Un nuovo colosso si prepara a cambiare per sempre lo skyline mondiale. Si chiama Torre Jeddah e promette di raggiungere un’altezza mozzafiato: fino a 1000 metri. Un traguardo mai raggiunto prima, che lancerebbe l’Arabia Saudita al vertice della classifica dei grattacieli più alti al mondo. È molto più di un edificio. È simbolo di un’intera visione futura.
Un record mondiale in arrivo
Quando sarà completata, la Torre Jeddah non sarà solo un grattacielo impressionante. Diventerà l’edificio più alto del mondo, superando il Burj Khalifa di Dubai, che attualmente detiene il primato con 828 metri.
L’obiettivo dei progettisti è chiaro: portare l’architettura verticale a un livello mai visto. 1000 metri di altezza distribuiti su 157 piani, con vista panoramica sul Mar Rosso e un belvedere in cima che si annuncia come il più alto mai realizzato.
L’idea dietro il progetto
La torre nasce da una visione ambiziosa dell’Arabia Saudita: quella di diversificare la propria economia e posizionarsi come centro globale di innovazione, tecnologia e design.
Non si tratta di un grattacielo isolato. La Torre sarà il cuore pulsante di Kingdom City, un’enorme area di sviluppo urbano da 20 miliardi di dollari.
Kingdom City: una città nella città
Kingdom City è progettata per ospitare circa 100.000 residenti e offrirà tutto ciò che una metropoli moderna può desiderare:
- Università e centri educativi
- Ospedali e strutture sanitarie
- Quartieri residenziali
- Spazi commerciali e uffici
- Infrastrutture di trasporto e zone verdi
Al suo interno, la Torre Jeddah offrirà residenze di lusso, uffici, hotel 5 stelle e svariate aree commerciali. Tutto in verticale.
Design ispirato al deserto
Il progetto porta la firma dello studio Adrian Smith + Gordon Gill, già autore del Burj Khalifa. Ma qui la sfida è ancora più ardita.
La forma della torre si ispira al paesaggio naturale circostante. Una linea fluida, elegante, pensata per ridurre l’impatto del vento e migliorare la stabilità. La facciata sarà interamente in vetro, dando una sensazione di leggerezza a una struttura ciclopica.
Tecnologia estrema per un sogno verticale
Realizzare un edificio così alto non è solo una questione di visione estetica. Servono soluzioni ingegneristiche avanzate e materiali all’altezza della sfida. La struttura si basa su una soletta spessa cinque metri e su oltre 270 pali profondi, per garantire massima stabilità.
Per raggiungere i piani superiori in pochi secondi, verrà installata una rete di ascensori ad alta velocità, progettata appositamente per un edificio di queste dimensioni.
La sfida del calcestruzzo ad alta quota
Una delle prove tecniche più complesse? Il trasporto e la solidificazione del calcestruzzo a quote estreme. I tecnici della Thornton Tomasetti, società ingegneristica coinvolta nel progetto, spiegano che è stato necessario ripensare completamente le tecniche di gettata e consolidamento.
Ogni dettaglio è stato studiato per massimizzare efficienza e resistenza al vento. E già oggi, la costruzione ha raggiunto diverse decine di piani.
Obiettivo 2028: la torre dei record prende forma
La costruzione della Torre Jeddah era stata sospesa per un po’, ma ha ripreso a pieno ritmo nel 2024. Se tutto procede come previsto, il completamento è fissato per il 2028.
Quando sarà ultimata, rappresenterà non solo un primato in altezza, ma anche un salto di qualità simbolico per l’intera regione. Un grattacielo come manifesto di una nuova epoca, dove architettura e ambizione si fondono in verticale.

────

→ Quesiti da svolgere:
**a)** Trasforma in un elenco puntato più sintetico il paragrafo del brano sulla Torre Jeddah che comincia con «Realizzare un edificio così alto», conservandone i fatti principali.
**b)** Riproduci fedelmente la porzione del brano sulla Torre Jeddah che parte da «Per raggiungere i» e arriva fino a «di queste dimensioni.».

→ Estratti di dati:
────

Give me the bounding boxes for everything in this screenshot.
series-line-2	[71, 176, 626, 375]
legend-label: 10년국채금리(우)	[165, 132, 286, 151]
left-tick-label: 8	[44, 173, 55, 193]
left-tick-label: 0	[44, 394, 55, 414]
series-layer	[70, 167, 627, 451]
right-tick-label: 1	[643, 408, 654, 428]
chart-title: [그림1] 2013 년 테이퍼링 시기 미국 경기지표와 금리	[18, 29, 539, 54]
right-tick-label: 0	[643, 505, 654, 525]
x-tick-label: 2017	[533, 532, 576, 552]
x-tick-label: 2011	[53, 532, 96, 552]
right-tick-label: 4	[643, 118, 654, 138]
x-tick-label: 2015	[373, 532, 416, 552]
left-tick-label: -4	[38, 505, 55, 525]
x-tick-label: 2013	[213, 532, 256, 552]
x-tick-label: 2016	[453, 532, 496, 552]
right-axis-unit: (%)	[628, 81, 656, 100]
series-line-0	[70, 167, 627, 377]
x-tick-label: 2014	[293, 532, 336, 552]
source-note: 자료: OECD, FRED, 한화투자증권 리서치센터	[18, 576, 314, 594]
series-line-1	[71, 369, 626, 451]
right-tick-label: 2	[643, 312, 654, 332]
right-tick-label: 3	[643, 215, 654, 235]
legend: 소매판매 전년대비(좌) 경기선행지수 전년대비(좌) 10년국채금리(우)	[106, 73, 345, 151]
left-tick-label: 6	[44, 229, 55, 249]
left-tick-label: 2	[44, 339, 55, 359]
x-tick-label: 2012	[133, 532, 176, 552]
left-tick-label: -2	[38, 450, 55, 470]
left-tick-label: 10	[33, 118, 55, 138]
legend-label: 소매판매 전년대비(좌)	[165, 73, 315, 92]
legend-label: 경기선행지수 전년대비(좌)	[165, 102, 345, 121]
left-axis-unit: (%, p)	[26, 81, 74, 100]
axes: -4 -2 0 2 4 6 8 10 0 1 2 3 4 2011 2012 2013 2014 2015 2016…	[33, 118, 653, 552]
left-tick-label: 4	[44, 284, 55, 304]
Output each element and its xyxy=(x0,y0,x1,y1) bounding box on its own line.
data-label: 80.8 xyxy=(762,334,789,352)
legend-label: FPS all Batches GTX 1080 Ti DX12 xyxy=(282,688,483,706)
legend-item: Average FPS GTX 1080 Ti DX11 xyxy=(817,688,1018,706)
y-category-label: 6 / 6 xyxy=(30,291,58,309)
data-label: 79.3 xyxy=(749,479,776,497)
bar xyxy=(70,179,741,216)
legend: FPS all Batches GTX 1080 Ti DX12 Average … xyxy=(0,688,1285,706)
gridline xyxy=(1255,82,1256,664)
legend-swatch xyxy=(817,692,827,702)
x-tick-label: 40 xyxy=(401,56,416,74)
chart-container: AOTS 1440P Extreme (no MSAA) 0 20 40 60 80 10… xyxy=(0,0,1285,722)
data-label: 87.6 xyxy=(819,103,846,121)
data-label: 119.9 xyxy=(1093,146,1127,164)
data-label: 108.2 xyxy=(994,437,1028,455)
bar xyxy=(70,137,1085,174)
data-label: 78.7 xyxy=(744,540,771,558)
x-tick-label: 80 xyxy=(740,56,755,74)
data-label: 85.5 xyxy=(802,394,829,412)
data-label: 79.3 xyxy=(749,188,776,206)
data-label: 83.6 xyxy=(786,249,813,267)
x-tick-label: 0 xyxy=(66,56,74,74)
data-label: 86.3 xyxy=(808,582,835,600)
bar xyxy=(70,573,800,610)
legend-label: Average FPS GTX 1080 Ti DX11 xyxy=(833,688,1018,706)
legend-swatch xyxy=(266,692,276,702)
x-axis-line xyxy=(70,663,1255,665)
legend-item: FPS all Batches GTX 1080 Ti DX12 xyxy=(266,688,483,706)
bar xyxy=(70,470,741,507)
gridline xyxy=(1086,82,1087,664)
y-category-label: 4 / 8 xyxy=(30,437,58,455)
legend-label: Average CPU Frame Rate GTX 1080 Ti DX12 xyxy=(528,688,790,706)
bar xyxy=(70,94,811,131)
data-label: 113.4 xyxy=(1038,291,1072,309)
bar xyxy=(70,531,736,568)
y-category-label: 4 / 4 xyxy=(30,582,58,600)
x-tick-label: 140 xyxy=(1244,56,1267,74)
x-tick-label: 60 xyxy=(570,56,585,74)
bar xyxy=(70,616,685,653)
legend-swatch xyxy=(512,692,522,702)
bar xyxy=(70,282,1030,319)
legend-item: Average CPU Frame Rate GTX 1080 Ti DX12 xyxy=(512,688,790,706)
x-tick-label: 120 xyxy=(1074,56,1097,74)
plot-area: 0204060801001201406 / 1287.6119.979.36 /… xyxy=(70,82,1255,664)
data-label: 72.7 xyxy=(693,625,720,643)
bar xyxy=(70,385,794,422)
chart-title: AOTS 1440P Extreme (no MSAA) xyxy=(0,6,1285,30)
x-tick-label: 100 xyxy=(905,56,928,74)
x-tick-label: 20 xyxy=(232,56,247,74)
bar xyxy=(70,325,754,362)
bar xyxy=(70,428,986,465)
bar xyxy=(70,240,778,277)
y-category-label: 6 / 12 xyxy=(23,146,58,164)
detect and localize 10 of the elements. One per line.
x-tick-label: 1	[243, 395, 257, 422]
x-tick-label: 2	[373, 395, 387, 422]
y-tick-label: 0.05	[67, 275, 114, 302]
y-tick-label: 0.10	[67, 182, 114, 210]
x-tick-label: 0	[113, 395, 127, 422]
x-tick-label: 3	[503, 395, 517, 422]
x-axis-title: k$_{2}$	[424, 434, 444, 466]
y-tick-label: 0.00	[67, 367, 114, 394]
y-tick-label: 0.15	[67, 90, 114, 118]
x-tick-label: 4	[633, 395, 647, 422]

────

→ Risposte fornite:
**a)**
- Un edificio così alto richiede più di una visione estetica.
- Servono soluzioni ingegneristiche avanzate e materiali adeguati alla sfida.
- La struttura poggia su una soletta spessa cinque metri e su oltre 270 pali profondi.
- Lo scopo è garantire la massima stabilità.

**b)**
Per raggiungere i piani superiori in pochi secondi, verrà installata una rete di ascensori ad alta velocità, progettata appositamente per un edificio di queste dimensioni.